▸ **Your objective**
From the entries below, please gather each line containing the string "screenshot".

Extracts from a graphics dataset
....
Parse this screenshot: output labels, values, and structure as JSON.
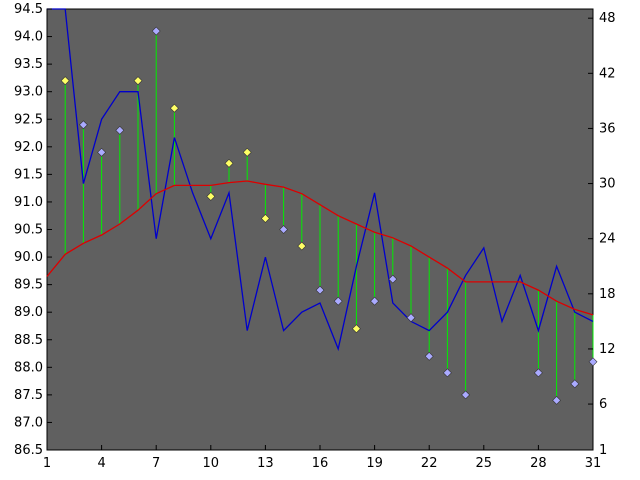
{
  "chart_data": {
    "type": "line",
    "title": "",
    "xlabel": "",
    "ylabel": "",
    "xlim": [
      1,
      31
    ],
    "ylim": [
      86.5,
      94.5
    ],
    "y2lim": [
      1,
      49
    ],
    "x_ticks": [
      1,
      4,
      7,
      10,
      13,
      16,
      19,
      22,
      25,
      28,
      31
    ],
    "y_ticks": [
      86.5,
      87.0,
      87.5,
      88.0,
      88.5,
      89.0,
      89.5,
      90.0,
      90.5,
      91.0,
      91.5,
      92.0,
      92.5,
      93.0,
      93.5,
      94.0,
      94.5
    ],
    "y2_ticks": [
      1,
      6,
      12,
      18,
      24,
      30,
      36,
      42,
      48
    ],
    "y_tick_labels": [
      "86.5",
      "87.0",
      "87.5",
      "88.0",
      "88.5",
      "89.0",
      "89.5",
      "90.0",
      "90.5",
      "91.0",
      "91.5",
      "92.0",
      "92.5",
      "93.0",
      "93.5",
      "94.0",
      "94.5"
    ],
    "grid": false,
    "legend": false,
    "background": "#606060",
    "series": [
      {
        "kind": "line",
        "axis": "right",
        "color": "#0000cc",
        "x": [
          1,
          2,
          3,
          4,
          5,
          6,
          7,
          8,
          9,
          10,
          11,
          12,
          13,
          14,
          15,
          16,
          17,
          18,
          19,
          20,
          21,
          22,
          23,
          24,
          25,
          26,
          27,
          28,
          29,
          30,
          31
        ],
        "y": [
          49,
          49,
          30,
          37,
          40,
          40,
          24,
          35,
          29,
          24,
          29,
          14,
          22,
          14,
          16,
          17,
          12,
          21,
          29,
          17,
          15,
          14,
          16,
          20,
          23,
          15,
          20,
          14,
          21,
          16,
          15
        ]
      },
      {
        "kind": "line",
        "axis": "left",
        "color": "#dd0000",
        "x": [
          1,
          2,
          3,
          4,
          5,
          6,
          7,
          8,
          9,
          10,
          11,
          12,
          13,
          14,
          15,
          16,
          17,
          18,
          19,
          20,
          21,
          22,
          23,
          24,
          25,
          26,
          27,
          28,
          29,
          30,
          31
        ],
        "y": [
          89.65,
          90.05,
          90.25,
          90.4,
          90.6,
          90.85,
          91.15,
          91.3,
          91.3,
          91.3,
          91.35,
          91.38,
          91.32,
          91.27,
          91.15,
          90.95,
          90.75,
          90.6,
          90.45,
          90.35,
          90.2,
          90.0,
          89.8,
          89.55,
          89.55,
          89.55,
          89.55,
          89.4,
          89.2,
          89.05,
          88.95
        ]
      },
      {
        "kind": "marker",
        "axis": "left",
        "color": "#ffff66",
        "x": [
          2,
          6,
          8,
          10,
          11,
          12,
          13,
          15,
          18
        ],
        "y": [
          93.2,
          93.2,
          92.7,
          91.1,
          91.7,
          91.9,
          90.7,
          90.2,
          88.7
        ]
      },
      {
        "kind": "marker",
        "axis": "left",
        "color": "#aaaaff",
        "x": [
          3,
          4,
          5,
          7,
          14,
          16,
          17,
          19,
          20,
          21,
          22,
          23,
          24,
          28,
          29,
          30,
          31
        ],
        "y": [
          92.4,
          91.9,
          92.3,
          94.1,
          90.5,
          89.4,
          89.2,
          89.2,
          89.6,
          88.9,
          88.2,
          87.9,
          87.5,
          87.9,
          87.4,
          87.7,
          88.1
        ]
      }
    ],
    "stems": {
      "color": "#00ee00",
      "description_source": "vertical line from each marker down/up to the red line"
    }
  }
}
....
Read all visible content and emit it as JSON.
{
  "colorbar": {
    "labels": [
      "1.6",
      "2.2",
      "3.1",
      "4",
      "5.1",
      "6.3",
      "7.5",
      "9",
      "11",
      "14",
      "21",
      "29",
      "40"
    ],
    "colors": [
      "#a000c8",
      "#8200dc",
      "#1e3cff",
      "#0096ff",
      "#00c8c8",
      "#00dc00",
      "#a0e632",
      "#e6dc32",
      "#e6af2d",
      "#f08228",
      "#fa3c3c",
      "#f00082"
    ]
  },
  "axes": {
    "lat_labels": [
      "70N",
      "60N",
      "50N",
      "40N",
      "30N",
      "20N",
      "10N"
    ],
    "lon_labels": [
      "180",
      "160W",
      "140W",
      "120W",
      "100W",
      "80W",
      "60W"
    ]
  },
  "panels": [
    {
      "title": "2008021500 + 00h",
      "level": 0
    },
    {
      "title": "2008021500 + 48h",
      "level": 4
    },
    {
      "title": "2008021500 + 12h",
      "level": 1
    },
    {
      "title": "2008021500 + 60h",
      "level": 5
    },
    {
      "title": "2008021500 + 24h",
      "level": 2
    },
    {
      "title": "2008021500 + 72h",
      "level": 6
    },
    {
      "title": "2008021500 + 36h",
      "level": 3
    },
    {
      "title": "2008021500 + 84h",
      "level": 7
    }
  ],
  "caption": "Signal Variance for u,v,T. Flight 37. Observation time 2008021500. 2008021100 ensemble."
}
....
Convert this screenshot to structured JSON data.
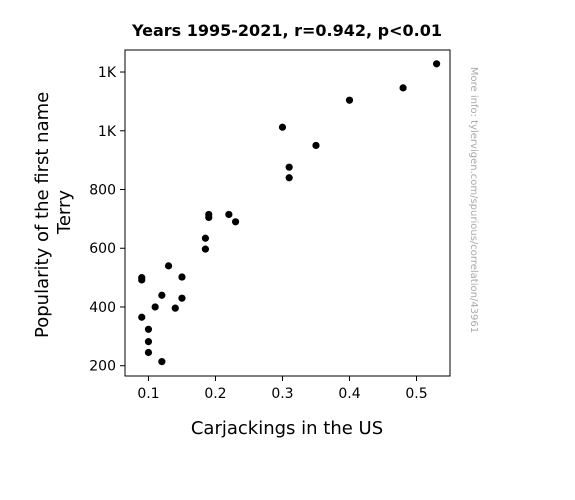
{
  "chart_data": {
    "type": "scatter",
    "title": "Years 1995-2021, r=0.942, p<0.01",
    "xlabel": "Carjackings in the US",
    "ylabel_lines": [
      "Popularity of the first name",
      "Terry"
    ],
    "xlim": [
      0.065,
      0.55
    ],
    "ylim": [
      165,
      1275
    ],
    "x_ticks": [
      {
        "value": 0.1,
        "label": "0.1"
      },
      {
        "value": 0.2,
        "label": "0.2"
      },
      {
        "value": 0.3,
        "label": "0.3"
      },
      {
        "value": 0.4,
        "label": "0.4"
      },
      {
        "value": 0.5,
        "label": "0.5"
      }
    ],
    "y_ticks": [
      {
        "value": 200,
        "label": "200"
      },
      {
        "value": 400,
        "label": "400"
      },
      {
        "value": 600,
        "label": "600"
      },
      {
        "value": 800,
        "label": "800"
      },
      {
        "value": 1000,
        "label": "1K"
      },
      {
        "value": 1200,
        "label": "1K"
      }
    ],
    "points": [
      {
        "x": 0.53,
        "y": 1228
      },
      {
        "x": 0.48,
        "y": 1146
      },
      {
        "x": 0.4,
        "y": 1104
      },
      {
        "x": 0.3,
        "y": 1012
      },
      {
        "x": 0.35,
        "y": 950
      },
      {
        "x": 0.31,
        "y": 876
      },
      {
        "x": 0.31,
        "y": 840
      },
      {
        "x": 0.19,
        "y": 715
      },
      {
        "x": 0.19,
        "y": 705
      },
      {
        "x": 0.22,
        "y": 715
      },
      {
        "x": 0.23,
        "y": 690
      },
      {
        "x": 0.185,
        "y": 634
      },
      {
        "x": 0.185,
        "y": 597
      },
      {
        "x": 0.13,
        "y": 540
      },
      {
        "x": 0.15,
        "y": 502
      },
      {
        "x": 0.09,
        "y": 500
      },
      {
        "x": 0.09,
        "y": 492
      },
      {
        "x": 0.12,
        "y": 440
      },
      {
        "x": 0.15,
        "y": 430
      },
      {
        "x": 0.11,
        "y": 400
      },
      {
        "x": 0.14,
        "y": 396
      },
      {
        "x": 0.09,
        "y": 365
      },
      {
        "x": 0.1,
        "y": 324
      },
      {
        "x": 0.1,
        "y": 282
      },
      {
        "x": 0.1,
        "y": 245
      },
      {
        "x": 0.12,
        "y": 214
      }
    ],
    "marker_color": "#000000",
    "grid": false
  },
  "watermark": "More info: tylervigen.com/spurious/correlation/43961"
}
....
▸ **Correct output**
Parse this screenshot: output labels, values, and structure as JSON.
Convert this screenshot to structured JSON data.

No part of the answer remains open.